RAW DATA:
######
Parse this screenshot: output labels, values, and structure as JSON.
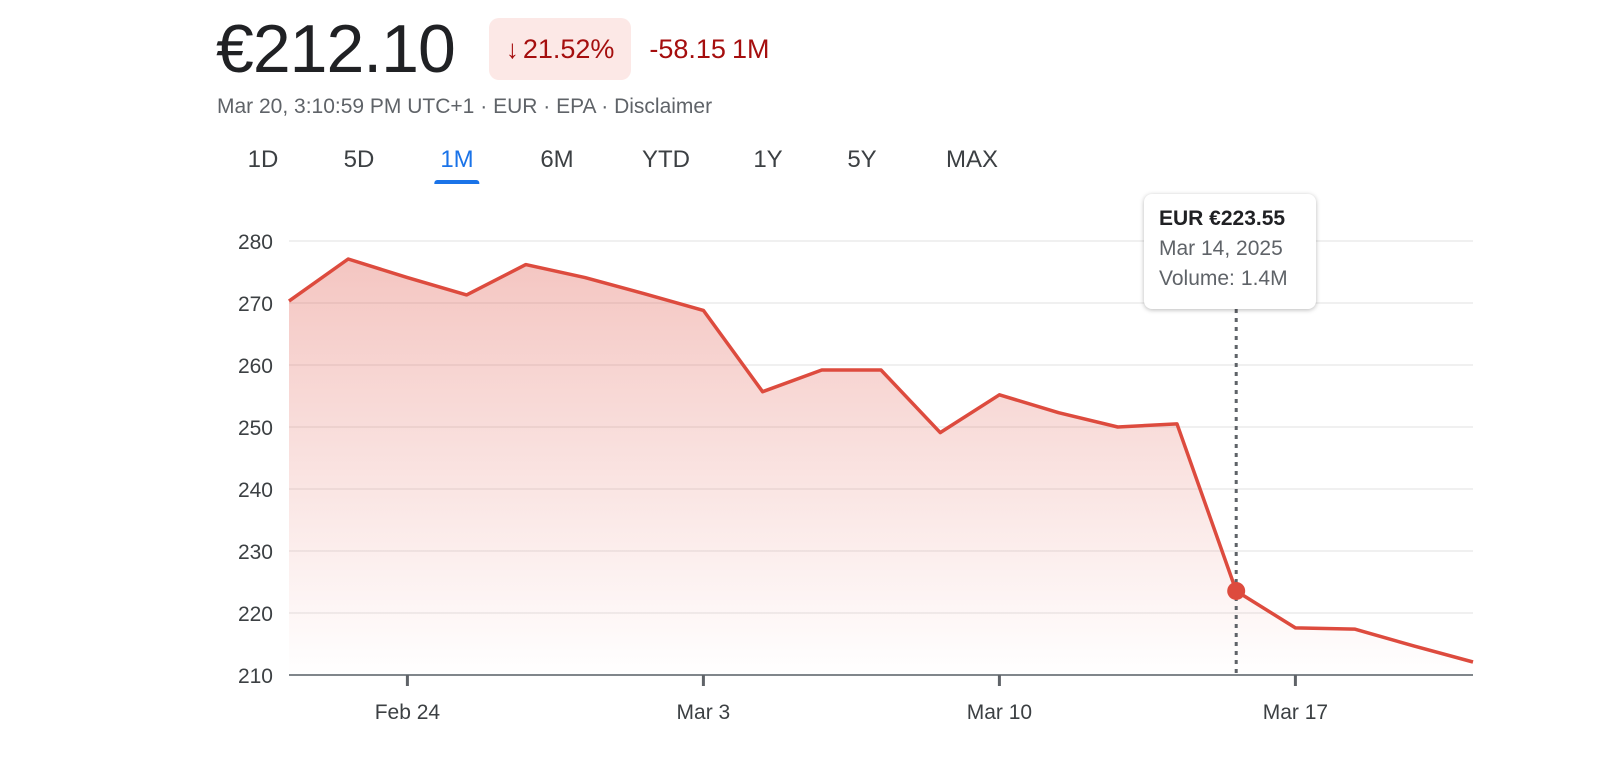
{
  "header": {
    "price": "€212.10",
    "change_percent": "21.52%",
    "change_abs": "-58.15",
    "change_period": "1M",
    "timestamp": "Mar 20, 3:10:59 PM UTC+1",
    "currency": "EUR",
    "exchange": "EPA",
    "disclaimer": "Disclaimer",
    "separator": "·"
  },
  "tabs": [
    {
      "label": "1D",
      "active": false
    },
    {
      "label": "5D",
      "active": false
    },
    {
      "label": "1M",
      "active": true
    },
    {
      "label": "6M",
      "active": false
    },
    {
      "label": "YTD",
      "active": false
    },
    {
      "label": "1Y",
      "active": false
    },
    {
      "label": "5Y",
      "active": false
    },
    {
      "label": "MAX",
      "active": false
    }
  ],
  "tooltip": {
    "price": "EUR €223.55",
    "date": "Mar 14, 2025",
    "volume_label": "Volume:",
    "volume": "1.4M"
  },
  "colors": {
    "line": "#dd4b3e",
    "negative": "#a50e0e",
    "badge_bg": "#fce8e6",
    "accent": "#1a73e8"
  },
  "chart_data": {
    "type": "area",
    "title": "",
    "xlabel": "",
    "ylabel": "",
    "ylim": [
      210,
      280
    ],
    "y_ticks": [
      210,
      220,
      230,
      240,
      250,
      260,
      270,
      280
    ],
    "x_ticks": [
      "Feb 24",
      "Mar 3",
      "Mar 10",
      "Mar 17"
    ],
    "x": [
      "Feb 20",
      "Feb 21",
      "Feb 24",
      "Feb 25",
      "Feb 26",
      "Feb 27",
      "Feb 28",
      "Mar 3",
      "Mar 4",
      "Mar 5",
      "Mar 6",
      "Mar 7",
      "Mar 10",
      "Mar 11",
      "Mar 12",
      "Mar 13",
      "Mar 14",
      "Mar 17",
      "Mar 18",
      "Mar 19",
      "Mar 20"
    ],
    "values": [
      270.3,
      277.1,
      274.1,
      271.3,
      276.2,
      274.1,
      271.5,
      268.8,
      255.7,
      259.2,
      259.2,
      249.1,
      255.2,
      252.3,
      250.0,
      250.5,
      223.55,
      217.6,
      217.4,
      214.7,
      212.1
    ],
    "highlight": {
      "x": "Mar 14",
      "value": 223.55
    },
    "grid": true
  }
}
######
SET PROBLEM: List each line of the records that holds the string "values".

TASK ANSWER:
Parse this screenshot: output labels, values, and structure as JSON.
    "values": [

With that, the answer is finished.